# Exercise instructions
Word for word, repeat the entries, minus the pictures.

(Records from a data source)
--*--
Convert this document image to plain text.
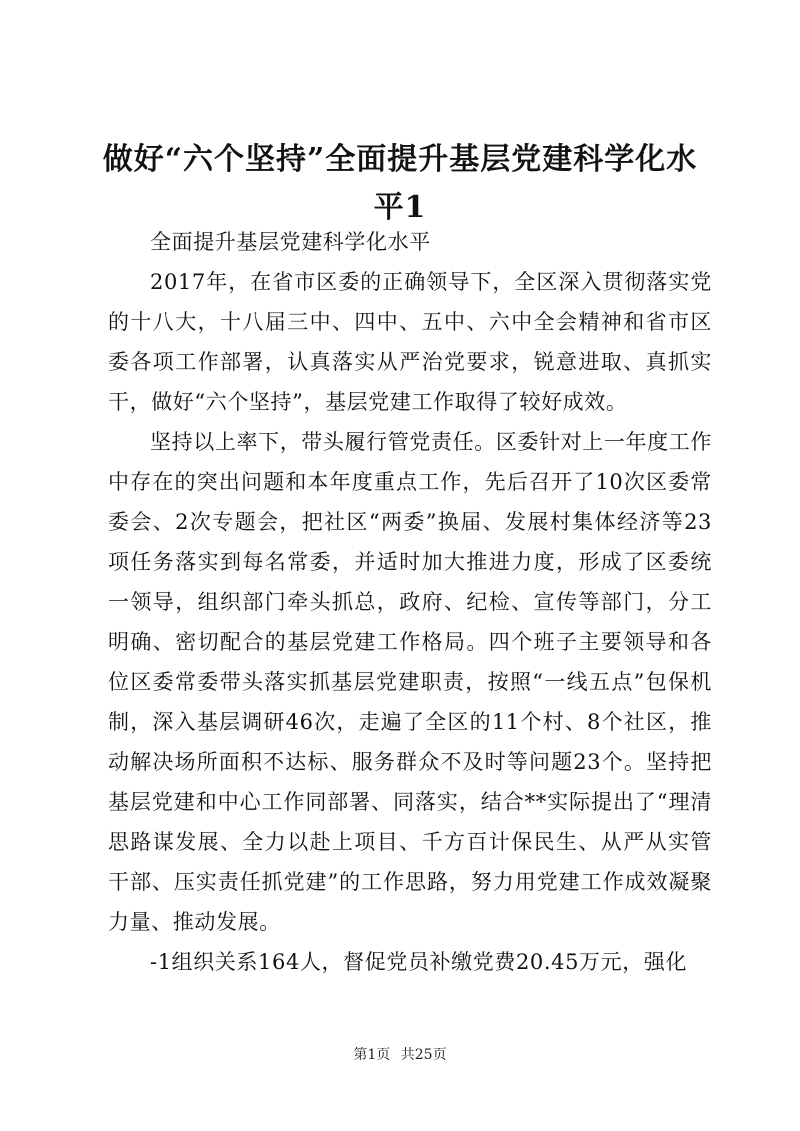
做好“六个坚持”全面提升基层党建科学化水平1

全面提升基层党建科学化水平

2017年，在省市区委的正确领导下，全区深入贯彻落实党的十八大，十八届三中、四中、五中、六中全会精神和省市区委各项工作部署，认真落实从严治党要求，锐意进取、真抓实干，做好“六个坚持”，基层党建工作取得了较好成效。

坚持以上率下，带头履行管党责任。区委针对上一年度工作中存在的突出问题和本年度重点工作，先后召开了10次区委常委会、2次专题会，把社区“两委”换届、发展村集体经济等23项任务落实到每名常委，并适时加大推进力度，形成了区委统一领导，组织部门牵头抓总，政府、纪检、宣传等部门，分工明确、密切配合的基层党建工作格局。四个班子主要领导和各位区委常委带头落实抓基层党建职责，按照“一线五点”包保机制，深入基层调研46次，走遍了全区的11个村、8个社区，推动解决场所面积不达标、服务群众不及时等问题23个。坚持把基层党建和中心工作同部署、同落实，结合**实际提出了“理清思路谋发展、全力以赴上项目、千方百计保民生、从严从实管干部、压实责任抓党建”的工作思路，努力用党建工作成效凝聚力量、推动发展。

-1组织关系164人，督促党员补缴党费20.45万元，强化

第1页 共25页
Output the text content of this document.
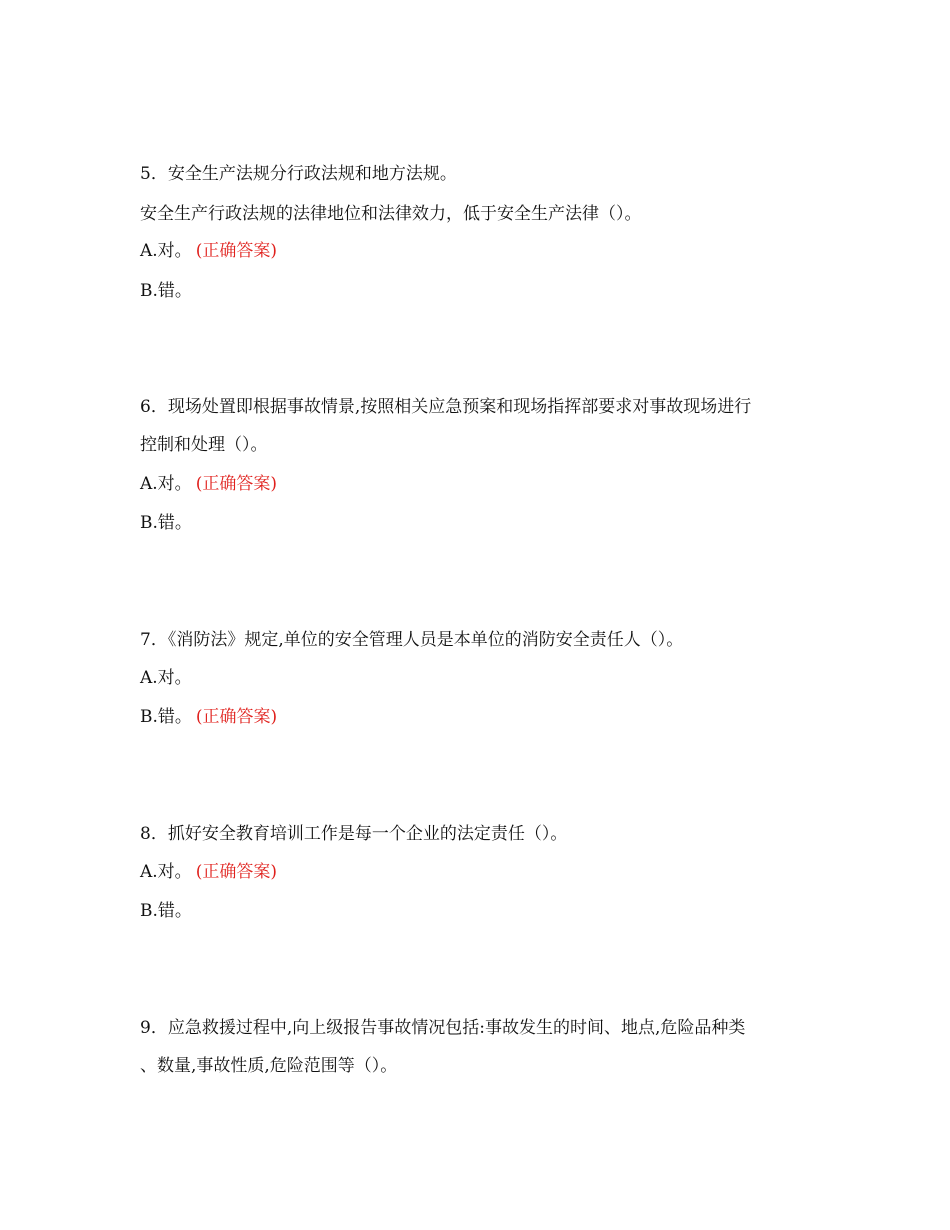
5．安全生产法规分行政法规和地方法规。
安全生产行政法规的法律地位和法律效力，低于安全生产法律（）。
A.对。 (正确答案)
B.错。
6．现场处置即根据事故情景,按照相关应急预案和现场指挥部要求对事故现场进行
控制和处理（）。
A.对。 (正确答案)
B.错。
7．《消防法》规定,单位的安全管理人员是本单位的消防安全责任人（）。
A.对。
B.错。 (正确答案)
8．抓好安全教育培训工作是每一个企业的法定责任（）。
A.对。 (正确答案)
B.错。
9．应急救援过程中,向上级报告事故情况包括:事故发生的时间、地点,危险品种类
、数量,事故性质,危险范围等（）。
--*--
# Solution to this exercise
Convert this document image to plain text.
做好“六个坚持”全面提升基层党建科学化水平1

全面提升基层党建科学化水平

2017年，在省市区委的正确领导下，全区深入贯彻落实党的十八大，十八届三中、四中、五中、六中全会精神和省市区委各项工作部署，认真落实从严治党要求，锐意进取、真抓实干，做好“六个坚持”，基层党建工作取得了较好成效。

坚持以上率下，带头履行管党责任。区委针对上一年度工作中存在的突出问题和本年度重点工作，先后召开了10次区委常委会、2次专题会，把社区“两委”换届、发展村集体经济等23项任务落实到每名常委，并适时加大推进力度，形成了区委统一领导，组织部门牵头抓总，政府、纪检、宣传等部门，分工明确、密切配合的基层党建工作格局。四个班子主要领导和各位区委常委带头落实抓基层党建职责，按照“一线五点”包保机制，深入基层调研46次，走遍了全区的11个村、8个社区，推动解决场所面积不达标、服务群众不及时等问题23个。坚持把基层党建和中心工作同部署、同落实，结合**实际提出了“理清思路谋发展、全力以赴上项目、千方百计保民生、从严从实管干部、压实责任抓党建”的工作思路，努力用党建工作成效凝聚力量、推动发展。

-1组织关系164人，督促党员补缴党费20.45万元，强化

第1页 共25页
Output the text content of this document.
5．安全生产法规分行政法规和地方法规。
安全生产行政法规的法律地位和法律效力，低于安全生产法律（）。
A.对。 (正确答案)
B.错。
6．现场处置即根据事故情景,按照相关应急预案和现场指挥部要求对事故现场进行
控制和处理（）。
A.对。 (正确答案)
B.错。
7．《消防法》规定,单位的安全管理人员是本单位的消防安全责任人（）。
A.对。
B.错。 (正确答案)
8．抓好安全教育培训工作是每一个企业的法定责任（）。
A.对。 (正确答案)
B.错。
9．应急救援过程中,向上级报告事故情况包括:事故发生的时间、地点,危险品种类
、数量,事故性质,危险范围等（）。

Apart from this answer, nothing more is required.